WRITTEN PROBLEM: Select all lines with the string "muscle" in them, and copy those lines.

RECORDS PROVIDED:
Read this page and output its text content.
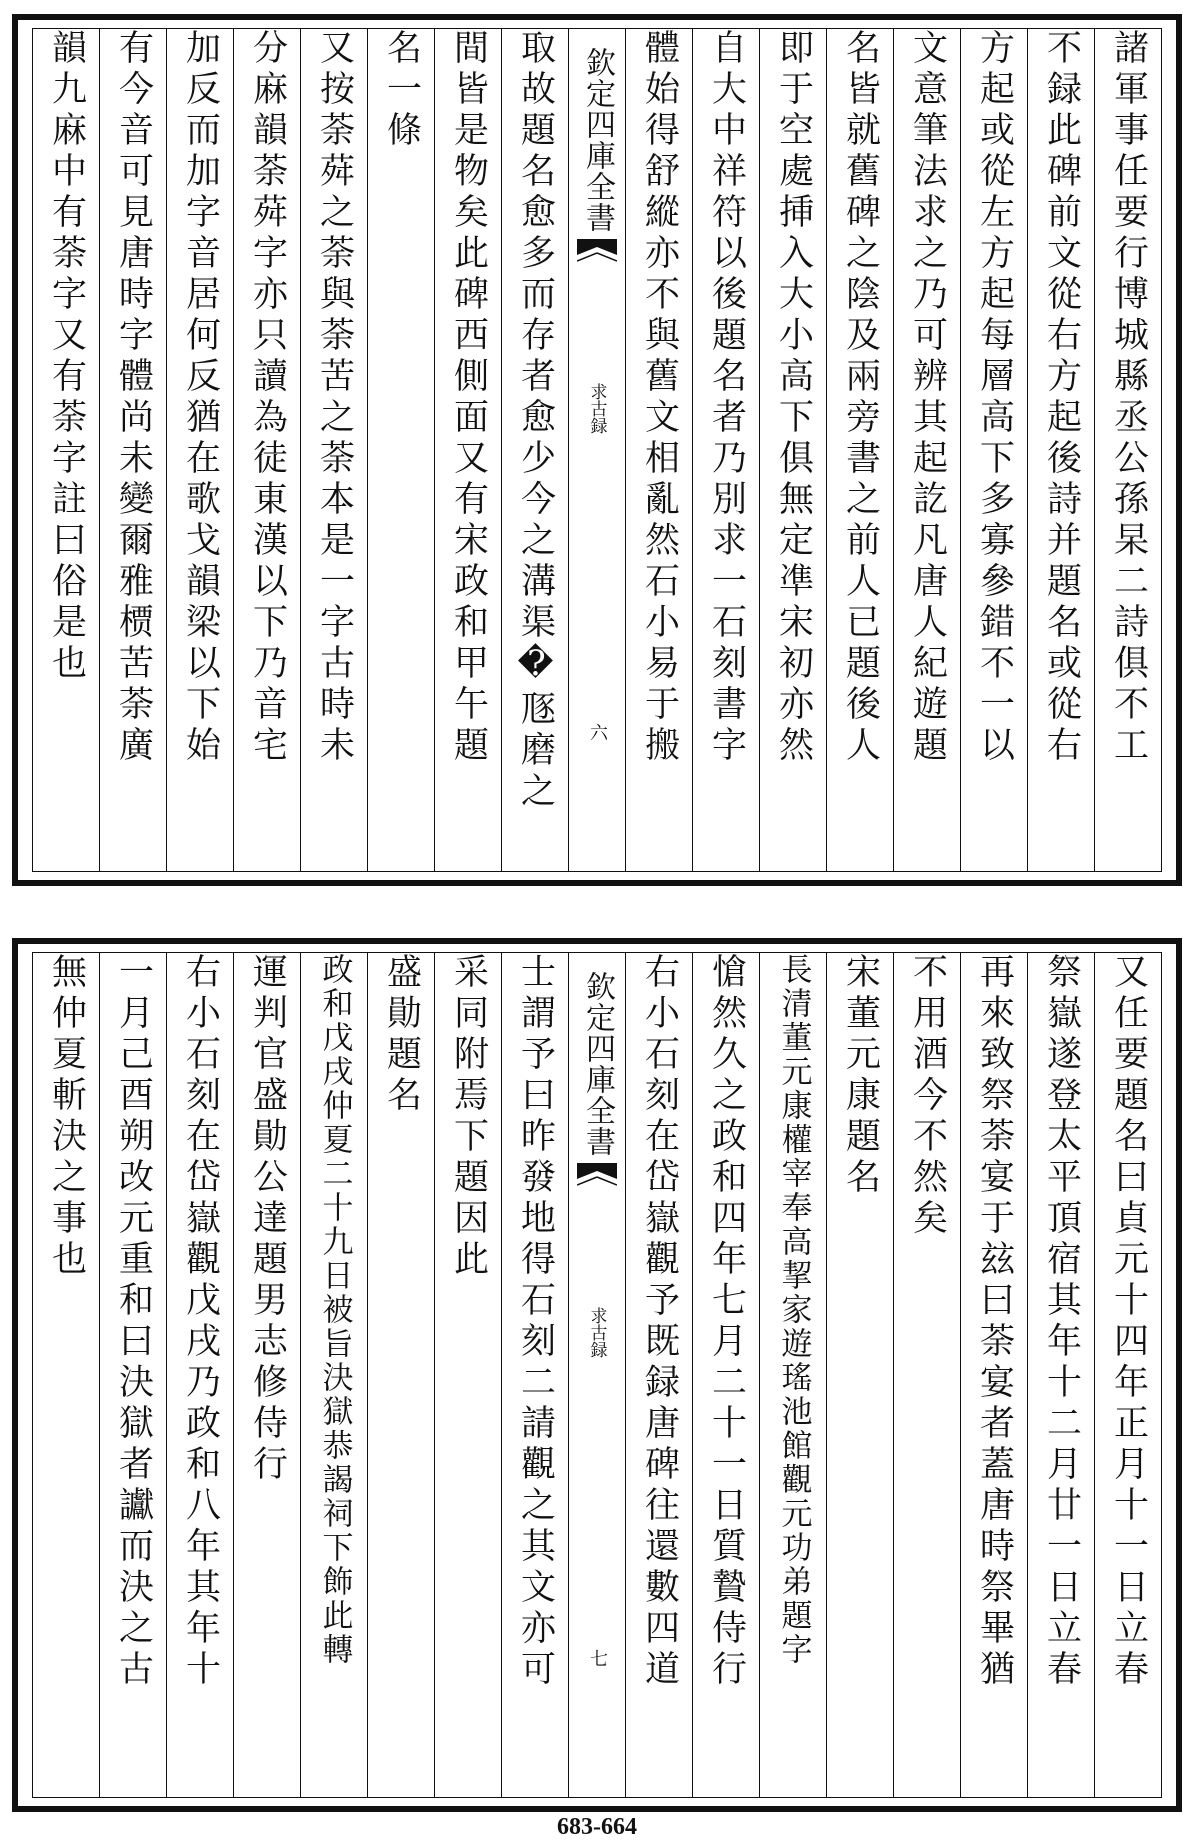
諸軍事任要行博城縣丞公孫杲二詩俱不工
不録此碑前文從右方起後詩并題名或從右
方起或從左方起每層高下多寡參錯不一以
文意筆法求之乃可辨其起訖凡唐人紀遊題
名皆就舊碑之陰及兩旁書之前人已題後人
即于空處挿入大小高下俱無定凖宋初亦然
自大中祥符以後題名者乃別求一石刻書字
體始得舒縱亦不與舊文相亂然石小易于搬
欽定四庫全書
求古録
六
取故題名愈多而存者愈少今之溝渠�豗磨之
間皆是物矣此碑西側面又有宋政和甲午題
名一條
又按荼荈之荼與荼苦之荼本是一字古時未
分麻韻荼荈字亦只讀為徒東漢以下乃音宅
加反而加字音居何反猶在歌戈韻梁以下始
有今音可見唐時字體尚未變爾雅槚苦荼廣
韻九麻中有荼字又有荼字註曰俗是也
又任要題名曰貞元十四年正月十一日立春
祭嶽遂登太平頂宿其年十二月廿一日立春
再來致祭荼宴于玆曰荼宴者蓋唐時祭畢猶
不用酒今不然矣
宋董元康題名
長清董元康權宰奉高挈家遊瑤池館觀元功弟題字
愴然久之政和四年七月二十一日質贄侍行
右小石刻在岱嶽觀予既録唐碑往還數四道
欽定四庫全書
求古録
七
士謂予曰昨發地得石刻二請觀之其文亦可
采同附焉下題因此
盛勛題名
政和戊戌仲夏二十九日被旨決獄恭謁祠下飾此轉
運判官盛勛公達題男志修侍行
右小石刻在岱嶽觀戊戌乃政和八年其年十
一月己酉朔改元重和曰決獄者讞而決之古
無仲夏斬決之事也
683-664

* * *

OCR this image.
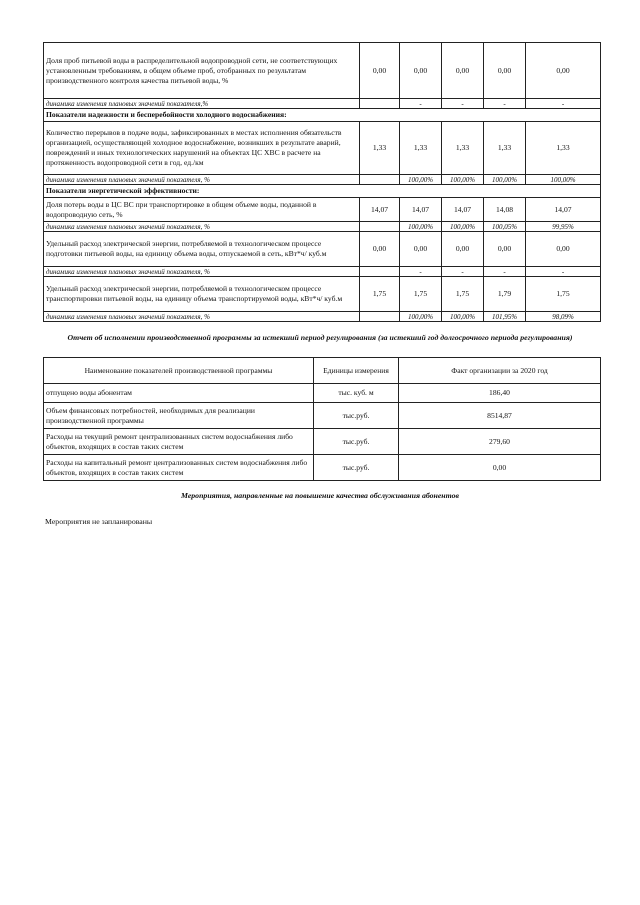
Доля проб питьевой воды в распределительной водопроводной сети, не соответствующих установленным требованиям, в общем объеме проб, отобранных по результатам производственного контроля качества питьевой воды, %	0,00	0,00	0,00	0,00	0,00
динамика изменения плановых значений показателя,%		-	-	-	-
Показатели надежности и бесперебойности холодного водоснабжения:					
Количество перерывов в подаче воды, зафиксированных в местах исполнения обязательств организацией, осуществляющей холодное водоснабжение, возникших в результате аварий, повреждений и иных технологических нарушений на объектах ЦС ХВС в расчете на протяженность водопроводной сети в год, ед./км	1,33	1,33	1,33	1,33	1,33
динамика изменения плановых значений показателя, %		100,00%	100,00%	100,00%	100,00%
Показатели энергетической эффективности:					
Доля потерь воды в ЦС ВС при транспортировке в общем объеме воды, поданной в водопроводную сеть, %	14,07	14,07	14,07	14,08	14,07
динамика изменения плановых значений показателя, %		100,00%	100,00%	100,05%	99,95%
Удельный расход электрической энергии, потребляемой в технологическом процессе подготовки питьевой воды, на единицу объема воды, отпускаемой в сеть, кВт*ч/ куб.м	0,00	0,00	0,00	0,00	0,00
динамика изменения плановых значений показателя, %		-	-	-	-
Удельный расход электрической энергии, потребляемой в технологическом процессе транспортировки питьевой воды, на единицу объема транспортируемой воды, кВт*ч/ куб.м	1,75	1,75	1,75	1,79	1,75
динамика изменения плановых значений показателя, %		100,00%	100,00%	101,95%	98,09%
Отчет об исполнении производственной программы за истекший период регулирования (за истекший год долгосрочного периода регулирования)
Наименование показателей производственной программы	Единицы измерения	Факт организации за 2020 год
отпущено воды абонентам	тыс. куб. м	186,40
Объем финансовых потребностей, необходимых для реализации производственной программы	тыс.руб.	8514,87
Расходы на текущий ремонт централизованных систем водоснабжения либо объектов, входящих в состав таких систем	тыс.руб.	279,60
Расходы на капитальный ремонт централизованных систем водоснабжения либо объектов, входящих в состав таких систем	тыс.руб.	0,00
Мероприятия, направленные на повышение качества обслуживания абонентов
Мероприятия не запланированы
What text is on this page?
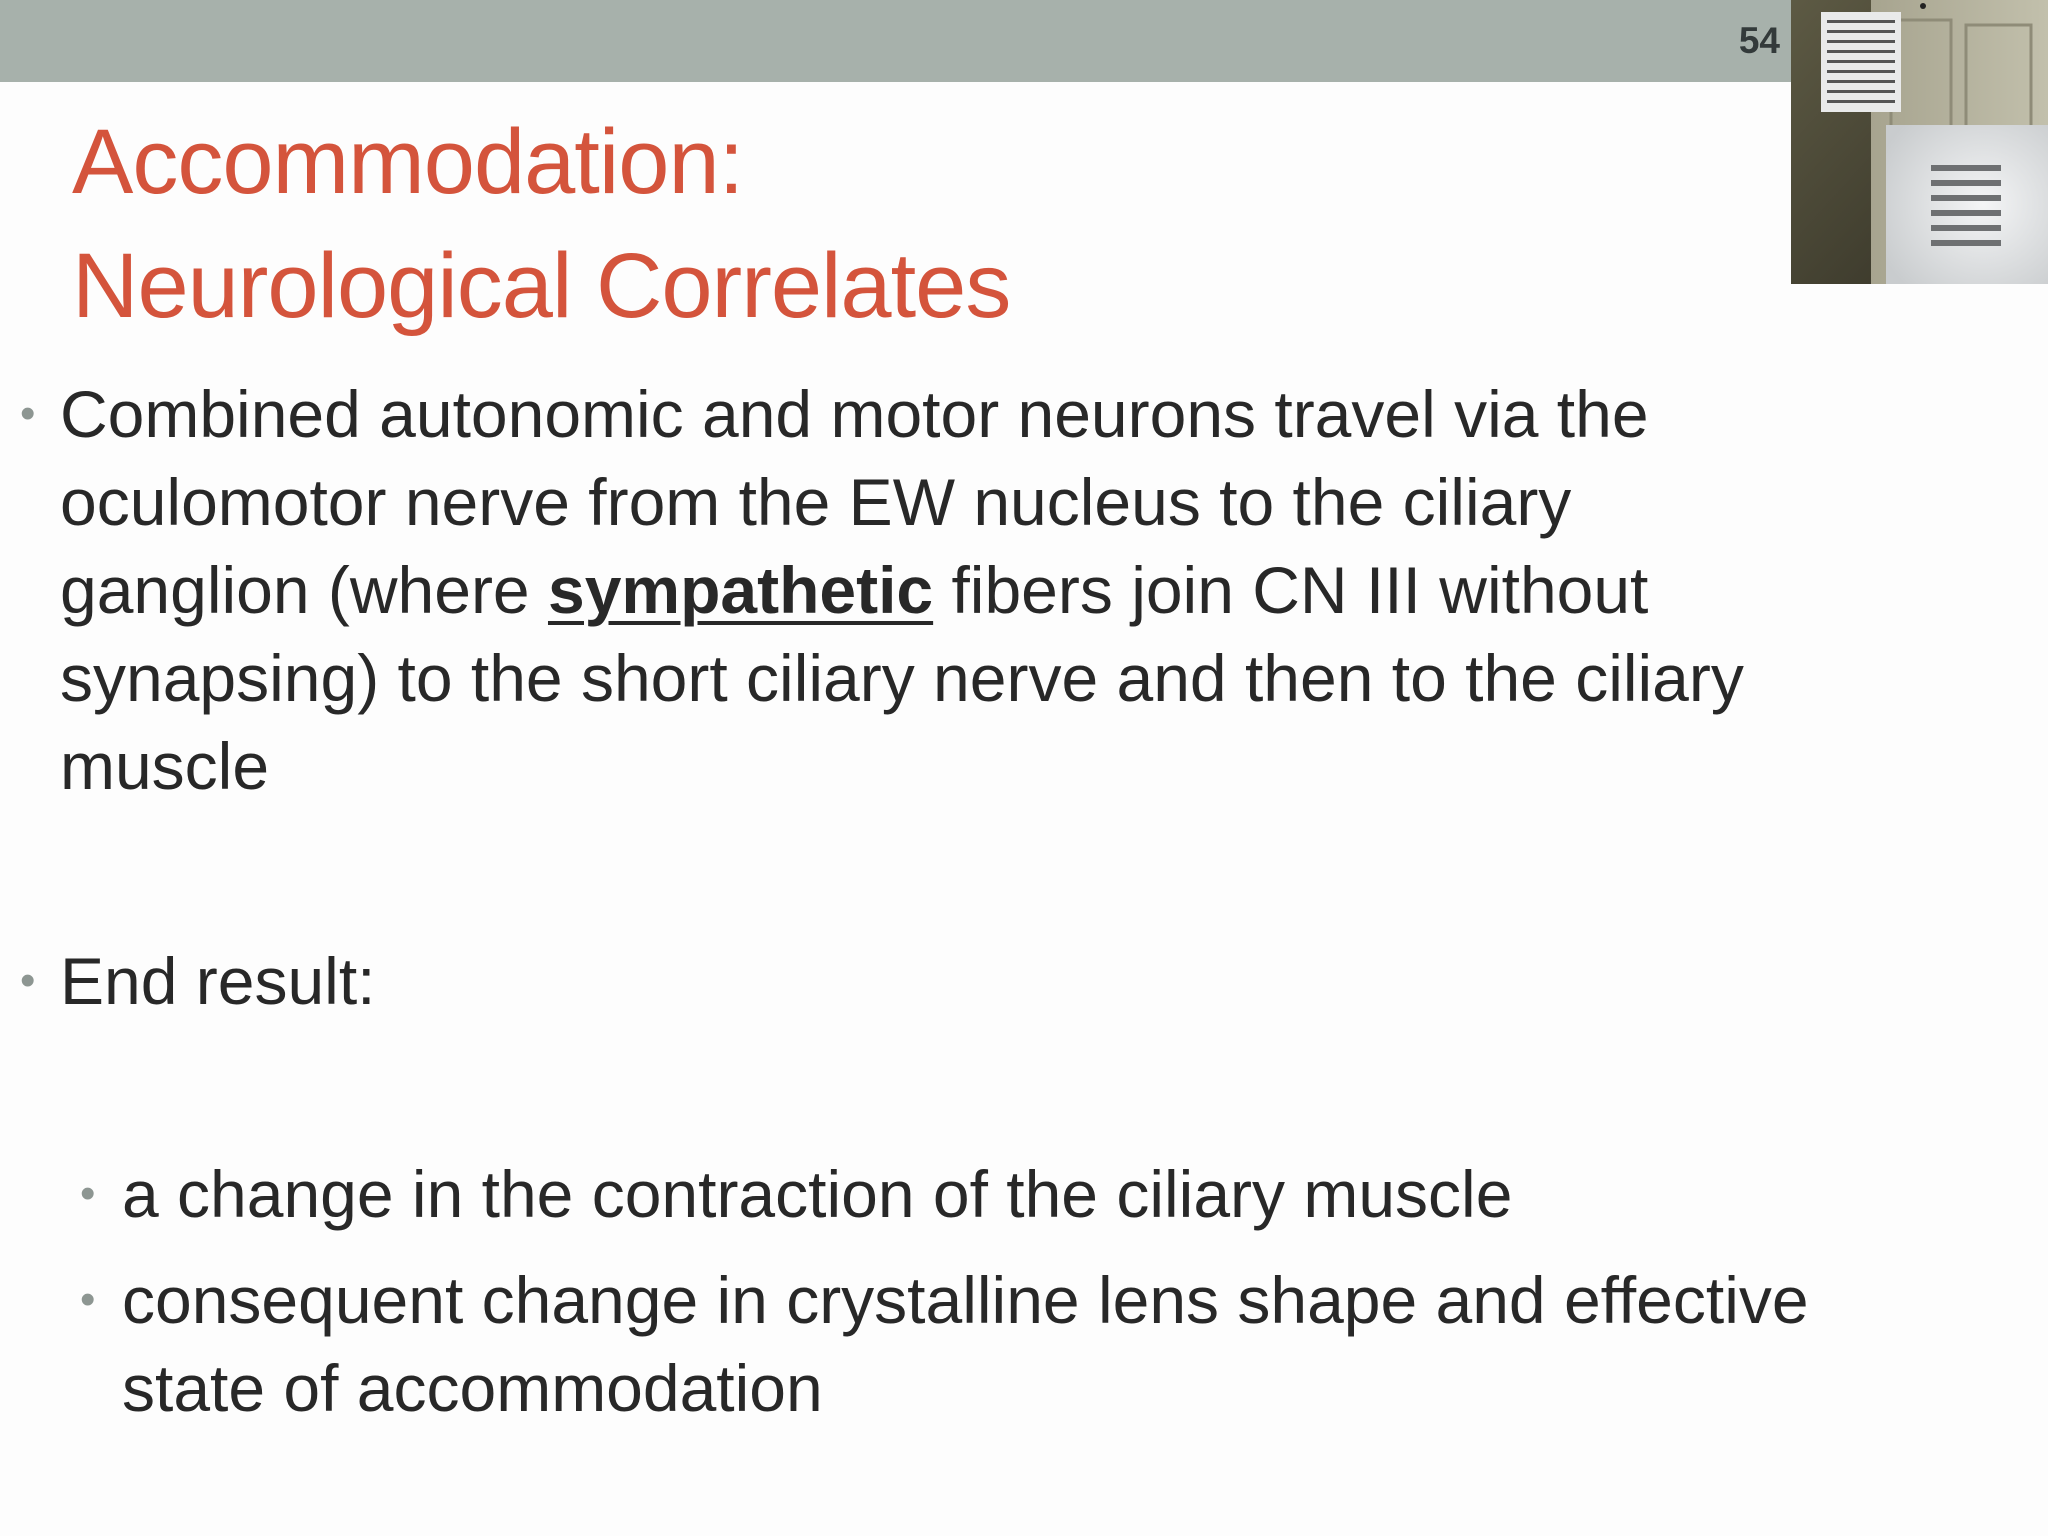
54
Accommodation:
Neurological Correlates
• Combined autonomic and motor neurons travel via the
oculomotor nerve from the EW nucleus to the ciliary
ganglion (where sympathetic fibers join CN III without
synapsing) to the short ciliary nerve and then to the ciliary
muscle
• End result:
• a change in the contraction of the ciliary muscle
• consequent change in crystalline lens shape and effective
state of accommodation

ANSWER IN FULL:
muscle
• a change in the contraction of the ciliary muscle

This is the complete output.